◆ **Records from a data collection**
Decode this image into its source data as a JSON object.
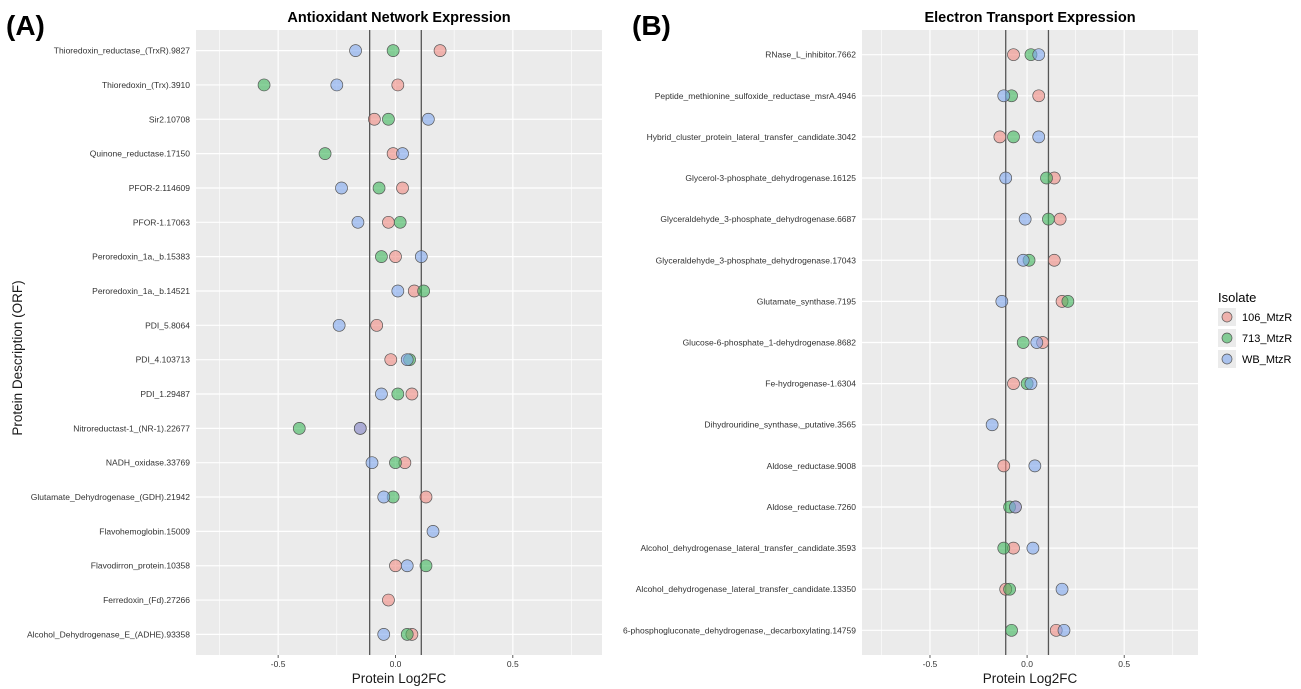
{
  "figure": {
    "panel_a_letter": "(A)",
    "panel_b_letter": "(B)",
    "ylabel": "Protein Description (ORF)"
  },
  "legend": {
    "title": "Isolate",
    "items": [
      {
        "label": "106_MtzR",
        "color": "#f08a82"
      },
      {
        "label": "713_MtzR",
        "color": "#3cb55a"
      },
      {
        "label": "WB_MtzR",
        "color": "#7fa6ee"
      }
    ]
  },
  "colors": {
    "panel_bg": "#ebebeb",
    "grid": "#ffffff",
    "vline": "#555555",
    "point_stroke": "#555555"
  },
  "chart_data": [
    {
      "type": "scatter",
      "title": "Antioxidant Network Expression",
      "xlabel": "Protein Log2FC",
      "xlim": [
        -0.85,
        0.88
      ],
      "xticks": [
        -0.5,
        0.0,
        0.5
      ],
      "xtick_labels": [
        "-0.5",
        "0.0",
        "0.5"
      ],
      "vlines": [
        -0.11,
        0.11
      ],
      "grid": true,
      "categories": [
        "Thioredoxin_reductase_(TrxR).9827",
        "Thioredoxin_(Trx).3910",
        "Sir2.10708",
        "Quinone_reductase.17150",
        "PFOR-2.114609",
        "PFOR-1.17063",
        "Peroredoxin_1a,_b.15383",
        "Peroredoxin_1a,_b.14521",
        "PDI_5.8064",
        "PDI_4.103713",
        "PDI_1.29487",
        "Nitroreductast-1_(NR-1).22677",
        "NADH_oxidase.33769",
        "Glutamate_Dehydrogenase_(GDH).21942",
        "Flavohemoglobin.15009",
        "Flavodirron_protein.10358",
        "Ferredoxin_(Fd).27266",
        "Alcohol_Dehydrogenase_E_(ADHE).93358"
      ],
      "series": [
        {
          "name": "106_MtzR",
          "values": [
            0.19,
            0.01,
            -0.09,
            -0.01,
            0.03,
            -0.03,
            0.0,
            0.08,
            -0.08,
            -0.02,
            0.07,
            -0.15,
            0.04,
            0.13,
            null,
            0.0,
            -0.03,
            0.07
          ]
        },
        {
          "name": "713_MtzR",
          "values": [
            -0.01,
            -0.56,
            -0.03,
            -0.3,
            -0.07,
            0.02,
            -0.06,
            0.12,
            null,
            0.06,
            0.01,
            -0.41,
            0.0,
            -0.01,
            null,
            0.13,
            null,
            0.05
          ]
        },
        {
          "name": "WB_MtzR",
          "values": [
            -0.17,
            -0.25,
            0.14,
            0.03,
            -0.23,
            -0.16,
            0.11,
            0.01,
            -0.24,
            0.05,
            -0.06,
            -0.15,
            -0.1,
            -0.05,
            0.16,
            0.05,
            null,
            -0.05
          ]
        }
      ]
    },
    {
      "type": "scatter",
      "title": "Electron Transport Expression",
      "xlabel": "Protein Log2FC",
      "xlim": [
        -0.85,
        0.88
      ],
      "xticks": [
        -0.5,
        0.0,
        0.5
      ],
      "xtick_labels": [
        "-0.5",
        "0.0",
        "0.5"
      ],
      "vlines": [
        -0.11,
        0.11
      ],
      "grid": true,
      "categories": [
        "RNase_L_inhibitor.7662",
        "Peptide_methionine_sulfoxide_reductase_msrA.4946",
        "Hybrid_cluster_protein_lateral_transfer_candidate.3042",
        "Glycerol-3-phosphate_dehydrogenase.16125",
        "Glyceraldehyde_3-phosphate_dehydrogenase.6687",
        "Glyceraldehyde_3-phosphate_dehydrogenase.17043",
        "Glutamate_synthase.7195",
        "Glucose-6-phosphate_1-dehydrogenase.8682",
        "Fe-hydrogenase-1.6304",
        "Dihydrouridine_synthase,_putative.3565",
        "Aldose_reductase.9008",
        "Aldose_reductase.7260",
        "Alcohol_dehydrogenase_lateral_transfer_candidate.3593",
        "Alcohol_dehydrogenase_lateral_transfer_candidate.13350",
        "6-phosphogluconate_dehydrogenase,_decarboxylating.14759"
      ],
      "series": [
        {
          "name": "106_MtzR",
          "values": [
            -0.07,
            0.06,
            -0.14,
            0.14,
            0.17,
            0.14,
            0.18,
            0.08,
            -0.07,
            null,
            -0.12,
            -0.06,
            -0.07,
            -0.11,
            0.15
          ]
        },
        {
          "name": "713_MtzR",
          "values": [
            0.02,
            -0.08,
            -0.07,
            0.1,
            0.11,
            0.01,
            0.21,
            -0.02,
            0.0,
            null,
            null,
            -0.09,
            -0.12,
            -0.09,
            -0.08
          ]
        },
        {
          "name": "WB_MtzR",
          "values": [
            0.06,
            -0.12,
            0.06,
            -0.11,
            -0.01,
            -0.02,
            -0.13,
            0.05,
            0.02,
            -0.18,
            0.04,
            -0.06,
            0.03,
            0.18,
            0.19
          ]
        }
      ]
    }
  ]
}
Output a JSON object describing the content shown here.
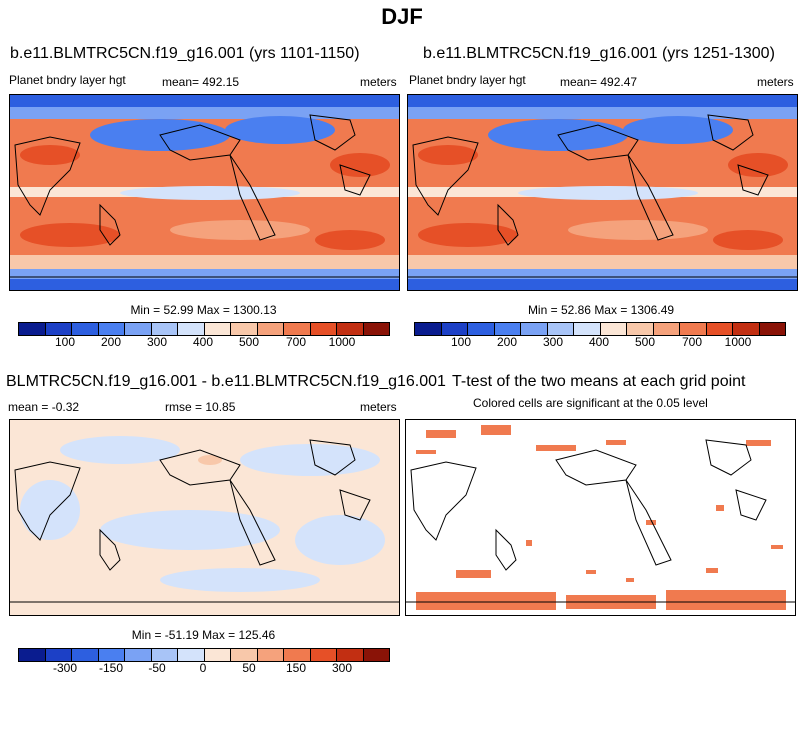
{
  "main_title": "DJF",
  "panels": {
    "top_left": {
      "title": "b.e11.BLMTRC5CN.f19_g16.001 (yrs 1101-1150)",
      "variable": "Planet bndry layer hgt",
      "mean": "mean= 492.15",
      "units": "meters",
      "minmax": "Min =  52.99 Max = 1300.13"
    },
    "top_right": {
      "title": "b.e11.BLMTRC5CN.f19_g16.001 (yrs 1251-1300)",
      "variable": "Planet bndry layer hgt",
      "mean": "mean= 492.47",
      "units": "meters",
      "minmax": "Min =  52.86 Max = 1306.49"
    },
    "bottom_left": {
      "title": "BLMTRC5CN.f19_g16.001 - b.e11.BLMTRC5CN.f19_g16.001",
      "mean": "mean =  -0.32",
      "rmse": "rmse =  10.85",
      "units": "meters",
      "minmax": "Min = -51.19 Max = 125.46"
    },
    "bottom_right": {
      "title": "T-test of the two means at each grid point",
      "subtitle": "Colored cells are significant at the 0.05 level"
    }
  },
  "colorbars": {
    "abs_colors": [
      "#0a1c8f",
      "#1c40c6",
      "#2d5fe0",
      "#4a7ff0",
      "#7aa2f4",
      "#a8c4f7",
      "#d4e3fb",
      "#fbe6d6",
      "#f8c8aa",
      "#f5a27c",
      "#f07a4f",
      "#e65027",
      "#c22f12",
      "#8a1307"
    ],
    "abs_ticks": [
      "100",
      "200",
      "300",
      "400",
      "500",
      "700",
      "1000"
    ],
    "diff_colors": [
      "#0a1c8f",
      "#1c40c6",
      "#2d5fe0",
      "#4a7ff0",
      "#7aa2f4",
      "#a8c4f7",
      "#d4e3fb",
      "#fbe6d6",
      "#f8c8aa",
      "#f5a27c",
      "#f07a4f",
      "#e65027",
      "#c22f12",
      "#8a1307"
    ],
    "diff_ticks": [
      "-300",
      "-150",
      "-50",
      "0",
      "50",
      "150",
      "300"
    ]
  }
}
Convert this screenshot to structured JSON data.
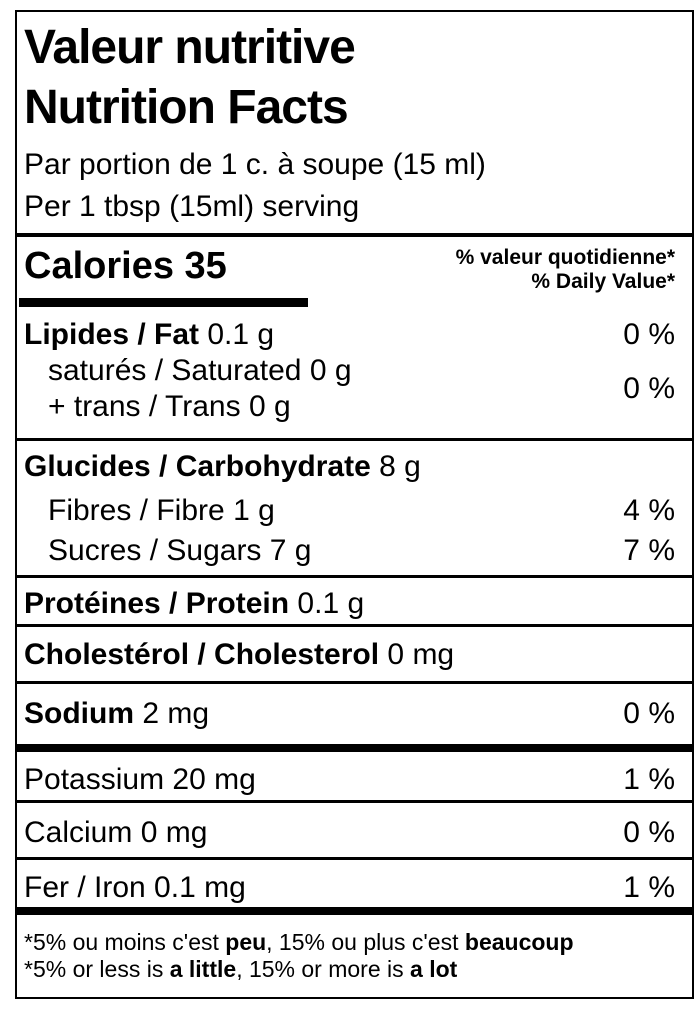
{
  "label": {
    "title_fr": "Valeur nutritive",
    "title_en": "Nutrition Facts",
    "serving_fr": "Par portion de 1 c. à soupe (15 ml)",
    "serving_en": "Per 1 tbsp (15ml) serving",
    "calories": {
      "label": "Calories",
      "value": "35"
    },
    "dv_header_fr": "% valeur quotidienne*",
    "dv_header_en": "% Daily Value*",
    "nutrients": {
      "fat": {
        "label": "Lipides / Fat",
        "amount": "0.1 g",
        "dv": "0 %"
      },
      "saturated": {
        "label": "saturés / Saturated",
        "amount": "0 g"
      },
      "trans": {
        "label": "+ trans / Trans",
        "amount": "0 g",
        "dv": "0 %"
      },
      "carbohydrate": {
        "label": "Glucides / Carbohydrate",
        "amount": "8 g"
      },
      "fibre": {
        "label": "Fibres / Fibre",
        "amount": "1 g",
        "dv": "4 %"
      },
      "sugars": {
        "label": "Sucres / Sugars",
        "amount": "7 g",
        "dv": "7 %"
      },
      "protein": {
        "label": "Protéines / Protein",
        "amount": "0.1 g"
      },
      "cholesterol": {
        "label": "Cholestérol / Cholesterol",
        "amount": "0 mg"
      },
      "sodium": {
        "label": "Sodium",
        "amount": "2 mg",
        "dv": "0 %"
      },
      "potassium": {
        "label": "Potassium",
        "amount": "20 mg",
        "dv": "1 %"
      },
      "calcium": {
        "label": "Calcium",
        "amount": "0 mg",
        "dv": "0 %"
      },
      "iron": {
        "label": "Fer / Iron",
        "amount": "0.1 mg",
        "dv": "1 %"
      }
    },
    "footnote_fr": {
      "pre": "*5% ou moins c'est ",
      "bold1": "peu",
      "mid": ", 15% ou plus c'est ",
      "bold2": "beaucoup"
    },
    "footnote_en": {
      "pre": "*5% or less is ",
      "bold1": "a little",
      "mid": ", 15% or more is ",
      "bold2": "a lot"
    },
    "colors": {
      "ink": "#000000",
      "paper": "#ffffff"
    }
  }
}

◆ **Instructions for the task**
Each line in the data where the string "this" occurs should be identified and copied.

◆ **Written answer**
Decode this image into its source data as a JSON object.
Convert this screenshot to structured JSON data.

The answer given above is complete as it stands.